> [Exercise directions]: Look below for the line with "Output a JSON", and from there restate every line word for word until the entries end.
--- Input data ---
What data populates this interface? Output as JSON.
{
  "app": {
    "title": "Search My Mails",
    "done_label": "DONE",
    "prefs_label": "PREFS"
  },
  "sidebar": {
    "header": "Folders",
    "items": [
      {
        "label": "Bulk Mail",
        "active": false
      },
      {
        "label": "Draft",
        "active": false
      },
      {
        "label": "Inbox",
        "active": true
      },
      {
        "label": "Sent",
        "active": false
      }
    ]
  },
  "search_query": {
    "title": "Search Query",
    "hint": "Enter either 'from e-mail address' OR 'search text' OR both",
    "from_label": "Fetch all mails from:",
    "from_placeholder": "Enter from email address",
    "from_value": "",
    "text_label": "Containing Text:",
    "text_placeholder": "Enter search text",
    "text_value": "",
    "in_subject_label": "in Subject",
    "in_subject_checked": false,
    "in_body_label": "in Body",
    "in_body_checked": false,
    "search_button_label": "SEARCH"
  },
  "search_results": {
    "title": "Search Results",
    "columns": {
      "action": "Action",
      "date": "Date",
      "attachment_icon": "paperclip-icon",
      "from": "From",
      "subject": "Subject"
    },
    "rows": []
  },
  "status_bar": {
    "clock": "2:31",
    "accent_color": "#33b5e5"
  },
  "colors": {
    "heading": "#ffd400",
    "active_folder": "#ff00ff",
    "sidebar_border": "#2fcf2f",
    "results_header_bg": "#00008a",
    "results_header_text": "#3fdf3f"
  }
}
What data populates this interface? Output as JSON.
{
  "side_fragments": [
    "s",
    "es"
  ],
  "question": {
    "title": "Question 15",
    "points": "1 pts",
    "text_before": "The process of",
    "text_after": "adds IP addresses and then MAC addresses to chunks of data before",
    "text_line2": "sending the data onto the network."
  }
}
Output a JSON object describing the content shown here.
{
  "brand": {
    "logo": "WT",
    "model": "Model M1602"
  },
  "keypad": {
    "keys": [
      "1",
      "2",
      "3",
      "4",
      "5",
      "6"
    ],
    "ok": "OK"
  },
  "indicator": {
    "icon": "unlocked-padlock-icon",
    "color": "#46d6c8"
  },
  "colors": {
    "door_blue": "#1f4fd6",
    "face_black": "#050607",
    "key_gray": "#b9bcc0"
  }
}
---
> [Answer for this exercise]:
Output a JSON object describing the content shown here.
{
  "brand": {
    "logo": "WT",
    "model": "Model M1602"
  },
  "keypad": {
    "keys": [
      "1",
      "2",
      "3",
      "4",
      "5",
      "6"
    ],
    "ok": "OK"
  },
  "indicator": {
    "icon": "unlocked-padlock-icon",
    "color": "#46d6c8"
  },
  "colors": {
    "door_blue": "#1f4fd6",
    "face_black": "#050607",
    "key_gray": "#b9bcc0"
  }
}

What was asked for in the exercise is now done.